* EXERCISE DETAILS:
Retype the whole listing verbatim and keep the pictures out of it.

* RECORDS FOR PROCESSING:
• • • •

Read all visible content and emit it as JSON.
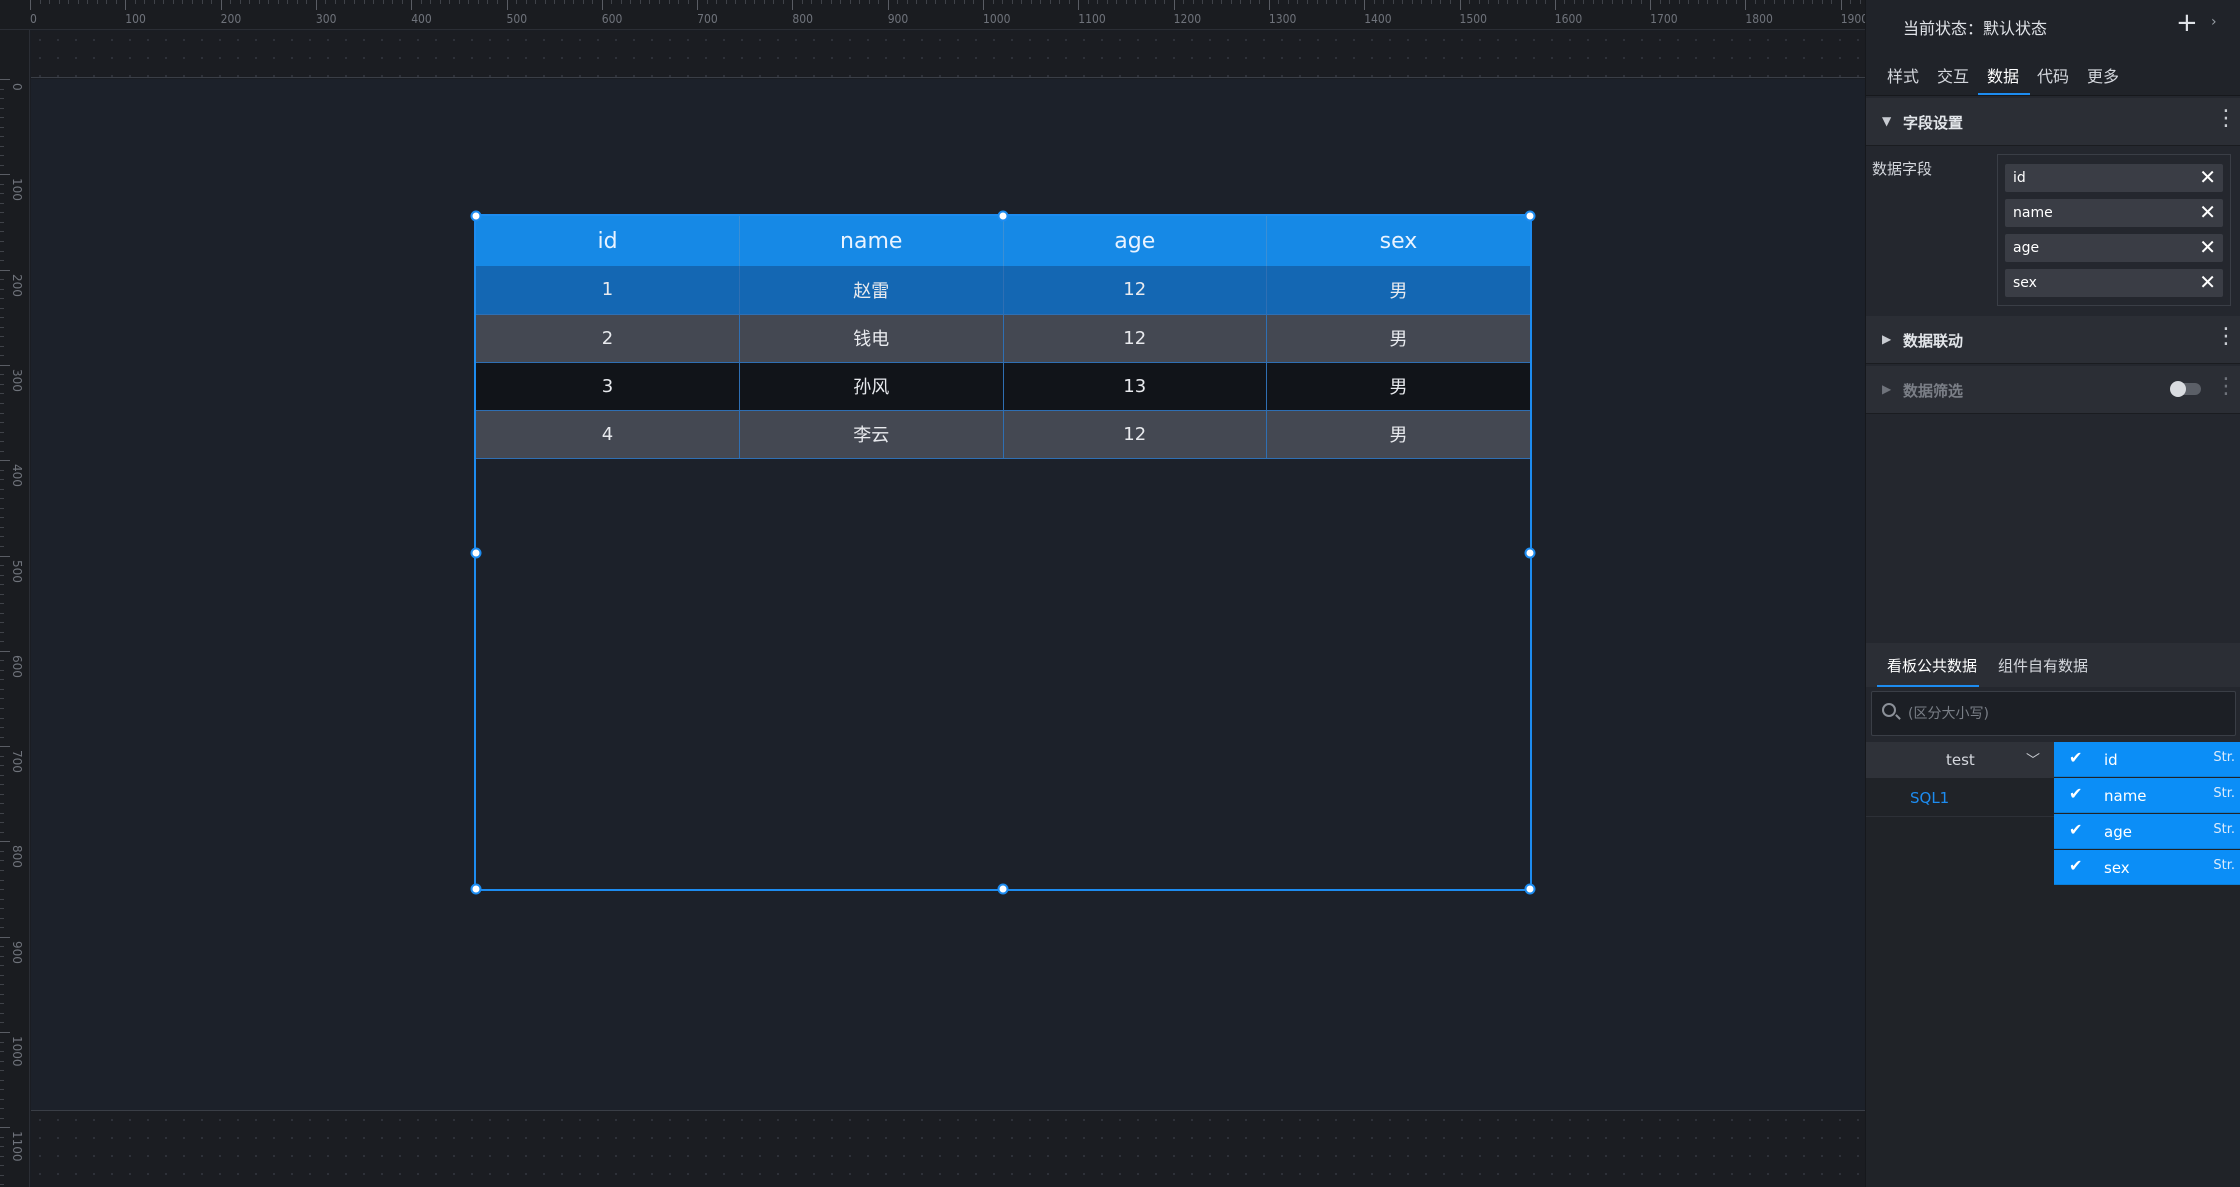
{
  "ruler": {
    "top_labels": [
      "0",
      "100",
      "200",
      "300",
      "400",
      "500",
      "600",
      "700",
      "800",
      "900",
      "1000",
      "1100",
      "1200",
      "1300",
      "1400",
      "1500",
      "1600",
      "1700",
      "1800",
      "1900"
    ],
    "left_labels": [
      "0",
      "100",
      "200",
      "300",
      "400",
      "500",
      "600",
      "700",
      "800",
      "900",
      "1000",
      "1100"
    ]
  },
  "table": {
    "headers": [
      "id",
      "name",
      "age",
      "sex"
    ],
    "rows": [
      [
        "1",
        "赵雷",
        "12",
        "男"
      ],
      [
        "2",
        "钱电",
        "12",
        "男"
      ],
      [
        "3",
        "孙风",
        "13",
        "男"
      ],
      [
        "4",
        "李云",
        "12",
        "男"
      ]
    ]
  },
  "panel": {
    "state_label": "当前状态：默认状态",
    "add_icon": "plus-icon",
    "tabs": [
      "样式",
      "交互",
      "数据",
      "代码",
      "更多"
    ],
    "active_tab": "数据",
    "field_settings": {
      "title": "字段设置",
      "label": "数据字段",
      "fields": [
        "id",
        "name",
        "age",
        "sex"
      ]
    },
    "data_link": {
      "title": "数据联动"
    },
    "data_filter": {
      "title": "数据筛选",
      "enabled": false
    },
    "source_tabs": [
      "看板公共数据",
      "组件自有数据"
    ],
    "search": {
      "placeholder": "(区分大小写)",
      "value": ""
    },
    "dataset": {
      "name": "test",
      "items": [
        "SQL1"
      ]
    },
    "columns": [
      {
        "name": "id",
        "type": "Str.",
        "checked": true
      },
      {
        "name": "name",
        "type": "Str.",
        "checked": true
      },
      {
        "name": "age",
        "type": "Str.",
        "checked": true
      },
      {
        "name": "sex",
        "type": "Str.",
        "checked": true
      }
    ],
    "colors": {
      "accent": "#1d8cf0",
      "header_bg": "#1689e6",
      "selected_row": "#1467b3"
    }
  }
}
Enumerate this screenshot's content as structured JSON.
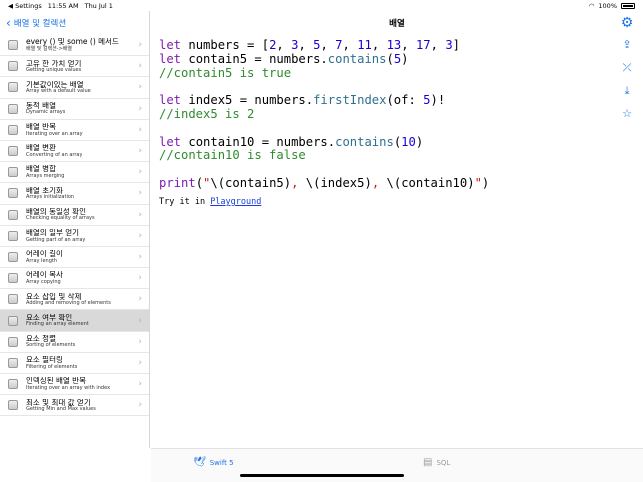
{
  "status": {
    "settings": "◀ Settings",
    "time": "11:55 AM",
    "date": "Thu Jul 1",
    "battery": "100%"
  },
  "sidebar": {
    "back_label": "배열 및 컬렉션",
    "items": [
      {
        "title": "every () 및 some () 메서드",
        "subtitle": "배열 및 컬렉션->배열",
        "active": false
      },
      {
        "title": "고유 한 가치 얻기",
        "subtitle": "Getting unique values",
        "active": false
      },
      {
        "title": "기본값이있는 배열",
        "subtitle": "Array with a default value",
        "active": false
      },
      {
        "title": "동적 배열",
        "subtitle": "Dynamic arrays",
        "active": false
      },
      {
        "title": "배열 반복",
        "subtitle": "Iterating over an array",
        "active": false
      },
      {
        "title": "배열 변환",
        "subtitle": "Converting of an array",
        "active": false
      },
      {
        "title": "배열 병합",
        "subtitle": "Arrays merging",
        "active": false
      },
      {
        "title": "배열 초기화",
        "subtitle": "Arrays initialization",
        "active": false
      },
      {
        "title": "배열의 동일성 확인",
        "subtitle": "Checking equality of arrays",
        "active": false
      },
      {
        "title": "배열의 일부 얻기",
        "subtitle": "Getting part of an array",
        "active": false
      },
      {
        "title": "어레이 길이",
        "subtitle": "Array length",
        "active": false
      },
      {
        "title": "어레이 복사",
        "subtitle": "Array copying",
        "active": false
      },
      {
        "title": "요소 삽입 및 삭제",
        "subtitle": "Adding and removing of elements",
        "active": false
      },
      {
        "title": "요소 여부 확인",
        "subtitle": "Finding an array element",
        "active": true
      },
      {
        "title": "요소 정렬",
        "subtitle": "Sorting of elements",
        "active": false
      },
      {
        "title": "요소 필터링",
        "subtitle": "Filtering of elements",
        "active": false
      },
      {
        "title": "인덱싱된 배열 반복",
        "subtitle": "Iterating over an array with index",
        "active": false
      },
      {
        "title": "최소 및 최대 값 얻기",
        "subtitle": "Getting Min and Max values",
        "active": false
      }
    ]
  },
  "main": {
    "title": "배열",
    "code_lines": [
      "let numbers = [2, 3, 5, 7, 11, 13, 17, 3]",
      "let contain5 = numbers.contains(5)",
      "//contain5 is true",
      "",
      "let index5 = numbers.firstIndex(of: 5)!",
      "//index5 is 2",
      "",
      "let contain10 = numbers.contains(10)",
      "//contain10 is false",
      "",
      "print(\"\\(contain5), \\(index5), \\(contain10)\")"
    ],
    "try_prefix": "Try it in ",
    "try_link": "Playground"
  },
  "tabs": {
    "swift": "Swift 5",
    "sql": "SQL"
  },
  "icons": {
    "gear": "gear-icon",
    "share": "share-icon",
    "collapse": "collapse-icon",
    "download": "download-icon",
    "star": "star-icon"
  },
  "colors": {
    "accent": "#1a73e8",
    "keyword": "#7d1cb1",
    "number": "#1a00d6",
    "comment": "#2e8b2e",
    "string": "#c41a16"
  }
}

• • • •

* SOLUTION TO THIS EXERCISE:
Read all visible content and emit it as JSON.
{
  "ruler": {
    "top_labels": [
      "0",
      "100",
      "200",
      "300",
      "400",
      "500",
      "600",
      "700",
      "800",
      "900",
      "1000",
      "1100",
      "1200",
      "1300",
      "1400",
      "1500",
      "1600",
      "1700",
      "1800",
      "1900"
    ],
    "left_labels": [
      "0",
      "100",
      "200",
      "300",
      "400",
      "500",
      "600",
      "700",
      "800",
      "900",
      "1000",
      "1100"
    ]
  },
  "table": {
    "headers": [
      "id",
      "name",
      "age",
      "sex"
    ],
    "rows": [
      [
        "1",
        "赵雷",
        "12",
        "男"
      ],
      [
        "2",
        "钱电",
        "12",
        "男"
      ],
      [
        "3",
        "孙风",
        "13",
        "男"
      ],
      [
        "4",
        "李云",
        "12",
        "男"
      ]
    ]
  },
  "panel": {
    "state_label": "当前状态：默认状态",
    "add_icon": "plus-icon",
    "tabs": [
      "样式",
      "交互",
      "数据",
      "代码",
      "更多"
    ],
    "active_tab": "数据",
    "field_settings": {
      "title": "字段设置",
      "label": "数据字段",
      "fields": [
        "id",
        "name",
        "age",
        "sex"
      ]
    },
    "data_link": {
      "title": "数据联动"
    },
    "data_filter": {
      "title": "数据筛选",
      "enabled": false
    },
    "source_tabs": [
      "看板公共数据",
      "组件自有数据"
    ],
    "search": {
      "placeholder": "(区分大小写)",
      "value": ""
    },
    "dataset": {
      "name": "test",
      "items": [
        "SQL1"
      ]
    },
    "columns": [
      {
        "name": "id",
        "type": "Str.",
        "checked": true
      },
      {
        "name": "name",
        "type": "Str.",
        "checked": true
      },
      {
        "name": "age",
        "type": "Str.",
        "checked": true
      },
      {
        "name": "sex",
        "type": "Str.",
        "checked": true
      }
    ],
    "colors": {
      "accent": "#1d8cf0",
      "header_bg": "#1689e6",
      "selected_row": "#1467b3"
    }
  }
}
Enumerate this screenshot's content as structured JSON.
{
  "status": {
    "settings": "◀ Settings",
    "time": "11:55 AM",
    "date": "Thu Jul 1",
    "battery": "100%"
  },
  "sidebar": {
    "back_label": "배열 및 컬렉션",
    "items": [
      {
        "title": "every () 및 some () 메서드",
        "subtitle": "배열 및 컬렉션->배열",
        "active": false
      },
      {
        "title": "고유 한 가치 얻기",
        "subtitle": "Getting unique values",
        "active": false
      },
      {
        "title": "기본값이있는 배열",
        "subtitle": "Array with a default value",
        "active": false
      },
      {
        "title": "동적 배열",
        "subtitle": "Dynamic arrays",
        "active": false
      },
      {
        "title": "배열 반복",
        "subtitle": "Iterating over an array",
        "active": false
      },
      {
        "title": "배열 변환",
        "subtitle": "Converting of an array",
        "active": false
      },
      {
        "title": "배열 병합",
        "subtitle": "Arrays merging",
        "active": false
      },
      {
        "title": "배열 초기화",
        "subtitle": "Arrays initialization",
        "active": false
      },
      {
        "title": "배열의 동일성 확인",
        "subtitle": "Checking equality of arrays",
        "active": false
      },
      {
        "title": "배열의 일부 얻기",
        "subtitle": "Getting part of an array",
        "active": false
      },
      {
        "title": "어레이 길이",
        "subtitle": "Array length",
        "active": false
      },
      {
        "title": "어레이 복사",
        "subtitle": "Array copying",
        "active": false
      },
      {
        "title": "요소 삽입 및 삭제",
        "subtitle": "Adding and removing of elements",
        "active": false
      },
      {
        "title": "요소 여부 확인",
        "subtitle": "Finding an array element",
        "active": true
      },
      {
        "title": "요소 정렬",
        "subtitle": "Sorting of elements",
        "active": false
      },
      {
        "title": "요소 필터링",
        "subtitle": "Filtering of elements",
        "active": false
      },
      {
        "title": "인덱싱된 배열 반복",
        "subtitle": "Iterating over an array with index",
        "active": false
      },
      {
        "title": "최소 및 최대 값 얻기",
        "subtitle": "Getting Min and Max values",
        "active": false
      }
    ]
  },
  "main": {
    "title": "배열",
    "code_lines": [
      "let numbers = [2, 3, 5, 7, 11, 13, 17, 3]",
      "let contain5 = numbers.contains(5)",
      "//contain5 is true",
      "",
      "let index5 = numbers.firstIndex(of: 5)!",
      "//index5 is 2",
      "",
      "let contain10 = numbers.contains(10)",
      "//contain10 is false",
      "",
      "print(\"\\(contain5), \\(index5), \\(contain10)\")"
    ],
    "try_prefix": "Try it in ",
    "try_link": "Playground"
  },
  "tabs": {
    "swift": "Swift 5",
    "sql": "SQL"
  },
  "icons": {
    "gear": "gear-icon",
    "share": "share-icon",
    "collapse": "collapse-icon",
    "download": "download-icon",
    "star": "star-icon"
  },
  "colors": {
    "accent": "#1a73e8",
    "keyword": "#7d1cb1",
    "number": "#1a00d6",
    "comment": "#2e8b2e",
    "string": "#c41a16"
  }
}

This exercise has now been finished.